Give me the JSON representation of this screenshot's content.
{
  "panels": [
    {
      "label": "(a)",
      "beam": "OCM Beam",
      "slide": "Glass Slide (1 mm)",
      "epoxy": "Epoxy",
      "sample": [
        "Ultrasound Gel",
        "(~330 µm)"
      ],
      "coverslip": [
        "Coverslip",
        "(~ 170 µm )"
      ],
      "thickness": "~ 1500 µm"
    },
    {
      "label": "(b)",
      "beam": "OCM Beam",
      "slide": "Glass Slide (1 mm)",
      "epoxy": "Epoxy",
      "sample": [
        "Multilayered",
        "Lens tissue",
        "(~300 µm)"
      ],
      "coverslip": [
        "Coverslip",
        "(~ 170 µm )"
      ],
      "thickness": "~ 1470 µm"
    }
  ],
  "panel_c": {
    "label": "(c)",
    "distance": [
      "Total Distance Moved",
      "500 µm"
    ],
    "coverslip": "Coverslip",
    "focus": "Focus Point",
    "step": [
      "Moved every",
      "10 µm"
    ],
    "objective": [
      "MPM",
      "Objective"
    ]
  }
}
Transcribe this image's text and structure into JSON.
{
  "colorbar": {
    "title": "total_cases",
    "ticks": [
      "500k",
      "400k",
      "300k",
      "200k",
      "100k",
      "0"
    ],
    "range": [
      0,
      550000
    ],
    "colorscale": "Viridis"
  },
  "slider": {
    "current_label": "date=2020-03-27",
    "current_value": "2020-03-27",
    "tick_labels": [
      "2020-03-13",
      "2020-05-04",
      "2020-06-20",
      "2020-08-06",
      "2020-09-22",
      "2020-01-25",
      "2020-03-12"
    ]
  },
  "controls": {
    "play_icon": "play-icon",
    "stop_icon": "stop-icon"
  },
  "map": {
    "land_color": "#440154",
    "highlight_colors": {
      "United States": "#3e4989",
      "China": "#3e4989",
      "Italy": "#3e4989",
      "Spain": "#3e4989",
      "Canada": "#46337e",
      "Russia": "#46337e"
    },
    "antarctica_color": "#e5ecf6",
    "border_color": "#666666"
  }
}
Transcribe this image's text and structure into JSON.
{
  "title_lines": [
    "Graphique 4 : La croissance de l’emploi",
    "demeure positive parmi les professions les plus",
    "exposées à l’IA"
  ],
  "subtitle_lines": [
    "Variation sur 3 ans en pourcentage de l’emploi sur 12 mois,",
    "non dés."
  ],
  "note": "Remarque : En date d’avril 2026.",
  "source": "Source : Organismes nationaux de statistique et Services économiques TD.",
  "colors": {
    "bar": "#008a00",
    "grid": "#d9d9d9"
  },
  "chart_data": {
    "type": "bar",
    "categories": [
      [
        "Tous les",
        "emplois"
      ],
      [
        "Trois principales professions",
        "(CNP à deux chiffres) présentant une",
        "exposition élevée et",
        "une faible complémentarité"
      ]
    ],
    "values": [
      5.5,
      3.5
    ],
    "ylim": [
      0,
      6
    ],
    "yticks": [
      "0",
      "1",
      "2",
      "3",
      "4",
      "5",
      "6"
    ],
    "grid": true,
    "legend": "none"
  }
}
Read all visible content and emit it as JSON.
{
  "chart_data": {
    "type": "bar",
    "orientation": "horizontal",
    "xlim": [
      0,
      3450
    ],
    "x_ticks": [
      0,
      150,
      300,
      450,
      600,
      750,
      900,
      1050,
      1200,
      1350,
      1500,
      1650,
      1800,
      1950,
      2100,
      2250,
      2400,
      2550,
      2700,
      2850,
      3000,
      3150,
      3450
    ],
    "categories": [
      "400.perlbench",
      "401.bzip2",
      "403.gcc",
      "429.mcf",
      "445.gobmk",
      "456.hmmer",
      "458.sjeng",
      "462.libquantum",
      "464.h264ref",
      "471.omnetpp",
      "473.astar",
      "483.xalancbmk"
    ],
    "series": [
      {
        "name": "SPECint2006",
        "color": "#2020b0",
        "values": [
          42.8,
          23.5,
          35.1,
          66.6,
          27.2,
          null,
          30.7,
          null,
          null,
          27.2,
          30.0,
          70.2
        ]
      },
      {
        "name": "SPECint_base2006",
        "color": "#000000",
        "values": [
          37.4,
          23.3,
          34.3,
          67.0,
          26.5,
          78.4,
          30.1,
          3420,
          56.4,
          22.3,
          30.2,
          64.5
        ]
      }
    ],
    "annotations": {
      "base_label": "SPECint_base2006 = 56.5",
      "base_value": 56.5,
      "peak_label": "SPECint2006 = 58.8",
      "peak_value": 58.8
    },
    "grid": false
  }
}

□ □ □ □ □ □ □

Using the entries above, return each line in which the word "JSON" occurs.

_Response below_
Give me the JSON representation of this screenshot's content.
Transcribe this image's text and structure into JSON.
Transcribe this image's text and structure into JSON.
Read all visible content and emit it as JSON.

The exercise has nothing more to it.